Given task — Copy, from the entries below, each line in which the string "Define" appears.

"""

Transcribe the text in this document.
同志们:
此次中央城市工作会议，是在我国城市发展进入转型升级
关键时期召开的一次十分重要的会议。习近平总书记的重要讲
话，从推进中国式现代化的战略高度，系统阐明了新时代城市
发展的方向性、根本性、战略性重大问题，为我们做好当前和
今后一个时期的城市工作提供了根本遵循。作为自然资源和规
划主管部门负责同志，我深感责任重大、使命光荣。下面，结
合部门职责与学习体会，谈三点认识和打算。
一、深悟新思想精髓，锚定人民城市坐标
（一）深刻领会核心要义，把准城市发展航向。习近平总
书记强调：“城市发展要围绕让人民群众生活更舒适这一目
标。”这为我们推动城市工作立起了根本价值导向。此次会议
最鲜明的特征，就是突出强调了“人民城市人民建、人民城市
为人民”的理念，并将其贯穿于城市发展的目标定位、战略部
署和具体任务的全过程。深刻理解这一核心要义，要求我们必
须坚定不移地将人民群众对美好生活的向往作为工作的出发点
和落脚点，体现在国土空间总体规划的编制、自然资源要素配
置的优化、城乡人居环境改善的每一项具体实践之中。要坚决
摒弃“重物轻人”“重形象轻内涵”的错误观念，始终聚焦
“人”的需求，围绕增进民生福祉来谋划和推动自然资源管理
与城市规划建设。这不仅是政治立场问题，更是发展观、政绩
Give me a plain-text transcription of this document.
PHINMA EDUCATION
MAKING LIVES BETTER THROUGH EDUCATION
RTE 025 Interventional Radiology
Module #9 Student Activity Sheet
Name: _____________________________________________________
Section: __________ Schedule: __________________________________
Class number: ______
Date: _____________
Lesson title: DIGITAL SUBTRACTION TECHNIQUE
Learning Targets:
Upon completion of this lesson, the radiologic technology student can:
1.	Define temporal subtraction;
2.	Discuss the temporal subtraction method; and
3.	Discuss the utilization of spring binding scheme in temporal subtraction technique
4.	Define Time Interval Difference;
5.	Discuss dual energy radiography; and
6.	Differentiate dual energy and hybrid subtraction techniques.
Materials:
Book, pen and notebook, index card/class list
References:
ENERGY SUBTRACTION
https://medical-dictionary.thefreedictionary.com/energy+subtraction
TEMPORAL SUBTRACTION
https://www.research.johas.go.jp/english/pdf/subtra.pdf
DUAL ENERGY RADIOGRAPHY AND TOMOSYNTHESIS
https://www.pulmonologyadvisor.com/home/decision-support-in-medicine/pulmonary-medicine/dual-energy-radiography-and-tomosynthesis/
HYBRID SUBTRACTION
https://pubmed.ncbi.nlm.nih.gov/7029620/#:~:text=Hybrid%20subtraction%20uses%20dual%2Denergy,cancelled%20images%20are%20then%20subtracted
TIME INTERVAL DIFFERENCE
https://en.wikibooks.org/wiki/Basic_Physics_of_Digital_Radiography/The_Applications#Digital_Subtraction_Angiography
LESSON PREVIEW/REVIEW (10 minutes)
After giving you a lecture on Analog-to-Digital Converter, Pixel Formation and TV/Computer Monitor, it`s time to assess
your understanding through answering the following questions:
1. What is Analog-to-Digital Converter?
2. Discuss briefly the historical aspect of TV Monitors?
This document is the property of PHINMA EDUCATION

"""

Task output —
1.	Define temporal subtraction;
4.	Define Time Interval Difference;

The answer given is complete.